▶ Exercise
Go through the records below and copy out every line that contains the word "bars".

▶ Data
● ● ● ●
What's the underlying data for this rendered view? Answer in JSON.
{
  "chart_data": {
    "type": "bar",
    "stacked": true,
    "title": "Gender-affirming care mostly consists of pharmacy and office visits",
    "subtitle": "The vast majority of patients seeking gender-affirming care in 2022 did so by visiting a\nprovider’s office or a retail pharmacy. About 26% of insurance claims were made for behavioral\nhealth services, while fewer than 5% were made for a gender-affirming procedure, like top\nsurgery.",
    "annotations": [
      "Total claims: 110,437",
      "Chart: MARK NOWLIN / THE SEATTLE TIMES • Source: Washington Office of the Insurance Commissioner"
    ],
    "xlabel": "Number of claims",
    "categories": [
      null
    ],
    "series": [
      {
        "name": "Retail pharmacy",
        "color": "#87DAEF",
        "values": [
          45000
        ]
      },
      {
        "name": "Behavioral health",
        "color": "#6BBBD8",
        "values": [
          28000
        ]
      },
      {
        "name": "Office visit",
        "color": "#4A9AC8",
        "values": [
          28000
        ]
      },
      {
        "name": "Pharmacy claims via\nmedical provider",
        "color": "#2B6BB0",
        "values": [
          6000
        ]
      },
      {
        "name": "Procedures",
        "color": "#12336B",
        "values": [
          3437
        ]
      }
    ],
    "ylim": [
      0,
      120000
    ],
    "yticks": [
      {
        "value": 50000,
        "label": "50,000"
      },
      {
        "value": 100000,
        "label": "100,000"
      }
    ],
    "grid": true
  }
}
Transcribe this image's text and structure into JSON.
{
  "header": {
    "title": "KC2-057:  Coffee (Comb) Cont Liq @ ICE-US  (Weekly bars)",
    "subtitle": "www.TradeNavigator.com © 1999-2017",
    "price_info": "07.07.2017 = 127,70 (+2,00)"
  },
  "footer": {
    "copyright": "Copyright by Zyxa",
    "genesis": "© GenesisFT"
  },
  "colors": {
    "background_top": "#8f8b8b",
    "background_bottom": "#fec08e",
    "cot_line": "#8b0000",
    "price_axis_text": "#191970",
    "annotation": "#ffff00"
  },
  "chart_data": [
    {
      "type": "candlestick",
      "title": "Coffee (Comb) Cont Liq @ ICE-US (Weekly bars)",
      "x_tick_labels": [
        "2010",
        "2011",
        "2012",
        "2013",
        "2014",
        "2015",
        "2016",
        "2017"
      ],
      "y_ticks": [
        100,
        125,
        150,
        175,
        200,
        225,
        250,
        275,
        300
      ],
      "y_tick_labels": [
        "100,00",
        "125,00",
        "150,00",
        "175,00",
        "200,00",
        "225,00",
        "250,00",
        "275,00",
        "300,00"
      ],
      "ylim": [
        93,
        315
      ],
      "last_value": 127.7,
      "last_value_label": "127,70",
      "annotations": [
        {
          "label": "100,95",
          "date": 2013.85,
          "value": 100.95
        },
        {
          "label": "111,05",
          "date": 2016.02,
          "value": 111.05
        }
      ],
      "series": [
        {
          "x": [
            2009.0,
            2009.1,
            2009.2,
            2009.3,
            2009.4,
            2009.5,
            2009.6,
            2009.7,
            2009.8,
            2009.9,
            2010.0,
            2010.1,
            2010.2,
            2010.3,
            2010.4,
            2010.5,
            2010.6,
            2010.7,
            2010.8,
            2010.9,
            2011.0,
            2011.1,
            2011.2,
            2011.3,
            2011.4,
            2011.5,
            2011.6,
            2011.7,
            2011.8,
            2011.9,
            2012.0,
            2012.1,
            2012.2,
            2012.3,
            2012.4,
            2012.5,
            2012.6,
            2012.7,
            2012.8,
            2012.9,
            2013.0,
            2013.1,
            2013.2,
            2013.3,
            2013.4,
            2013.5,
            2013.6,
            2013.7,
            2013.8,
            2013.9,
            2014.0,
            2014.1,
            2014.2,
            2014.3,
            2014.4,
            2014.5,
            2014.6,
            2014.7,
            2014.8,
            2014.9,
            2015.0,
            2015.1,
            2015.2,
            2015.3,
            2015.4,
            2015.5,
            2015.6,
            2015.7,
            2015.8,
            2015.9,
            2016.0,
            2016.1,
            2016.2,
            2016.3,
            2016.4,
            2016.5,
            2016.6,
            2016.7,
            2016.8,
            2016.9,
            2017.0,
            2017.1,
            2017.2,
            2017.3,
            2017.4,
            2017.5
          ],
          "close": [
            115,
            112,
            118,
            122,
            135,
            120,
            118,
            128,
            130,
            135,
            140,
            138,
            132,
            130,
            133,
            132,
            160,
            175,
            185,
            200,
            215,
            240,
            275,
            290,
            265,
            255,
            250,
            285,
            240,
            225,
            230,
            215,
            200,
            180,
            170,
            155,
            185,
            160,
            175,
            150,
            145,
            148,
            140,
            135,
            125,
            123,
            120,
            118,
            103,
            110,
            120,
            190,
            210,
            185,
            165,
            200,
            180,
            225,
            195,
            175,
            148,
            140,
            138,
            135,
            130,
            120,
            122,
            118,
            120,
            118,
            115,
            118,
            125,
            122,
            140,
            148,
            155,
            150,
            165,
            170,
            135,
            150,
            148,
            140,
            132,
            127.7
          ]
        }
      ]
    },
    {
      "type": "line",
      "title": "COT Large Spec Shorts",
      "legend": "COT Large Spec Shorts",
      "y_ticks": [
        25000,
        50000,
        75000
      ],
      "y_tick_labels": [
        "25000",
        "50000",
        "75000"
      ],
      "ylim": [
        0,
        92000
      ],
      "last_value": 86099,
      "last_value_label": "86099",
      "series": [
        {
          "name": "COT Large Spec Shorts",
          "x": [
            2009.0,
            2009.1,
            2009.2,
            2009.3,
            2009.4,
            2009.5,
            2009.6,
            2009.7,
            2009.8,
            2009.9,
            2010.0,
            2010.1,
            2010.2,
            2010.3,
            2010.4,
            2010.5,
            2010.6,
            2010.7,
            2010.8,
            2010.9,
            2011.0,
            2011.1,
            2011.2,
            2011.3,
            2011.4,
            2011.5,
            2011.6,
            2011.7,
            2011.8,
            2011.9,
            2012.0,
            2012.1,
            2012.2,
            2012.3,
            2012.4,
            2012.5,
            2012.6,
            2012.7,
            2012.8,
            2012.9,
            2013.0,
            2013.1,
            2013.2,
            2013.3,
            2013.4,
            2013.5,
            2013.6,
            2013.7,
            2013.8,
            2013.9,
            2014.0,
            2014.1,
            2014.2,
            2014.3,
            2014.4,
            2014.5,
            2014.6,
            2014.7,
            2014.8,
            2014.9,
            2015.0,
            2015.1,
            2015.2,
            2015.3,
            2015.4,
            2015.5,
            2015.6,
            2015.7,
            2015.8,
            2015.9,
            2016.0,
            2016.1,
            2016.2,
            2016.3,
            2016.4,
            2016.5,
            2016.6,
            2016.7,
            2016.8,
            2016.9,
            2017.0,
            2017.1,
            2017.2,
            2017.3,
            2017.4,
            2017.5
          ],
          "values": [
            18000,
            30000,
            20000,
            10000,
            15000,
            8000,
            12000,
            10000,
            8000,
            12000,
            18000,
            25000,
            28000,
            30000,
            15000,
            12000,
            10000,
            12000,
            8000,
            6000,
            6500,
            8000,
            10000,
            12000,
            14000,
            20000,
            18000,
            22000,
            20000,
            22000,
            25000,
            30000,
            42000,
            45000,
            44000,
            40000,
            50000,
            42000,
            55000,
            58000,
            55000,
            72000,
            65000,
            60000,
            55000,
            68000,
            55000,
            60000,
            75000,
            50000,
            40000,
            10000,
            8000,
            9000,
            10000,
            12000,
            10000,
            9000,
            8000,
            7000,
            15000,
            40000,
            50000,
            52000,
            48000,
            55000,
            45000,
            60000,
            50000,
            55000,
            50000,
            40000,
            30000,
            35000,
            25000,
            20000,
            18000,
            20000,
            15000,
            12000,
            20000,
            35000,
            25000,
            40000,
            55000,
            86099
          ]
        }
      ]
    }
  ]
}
● ● ● ●
▶ Output of the exercise
    "title": "KC2-057:  Coffee (Comb) Cont Liq @ ICE-US  (Weekly bars)",
      "title": "Coffee (Comb) Cont Liq @ ICE-US (Weekly bars)",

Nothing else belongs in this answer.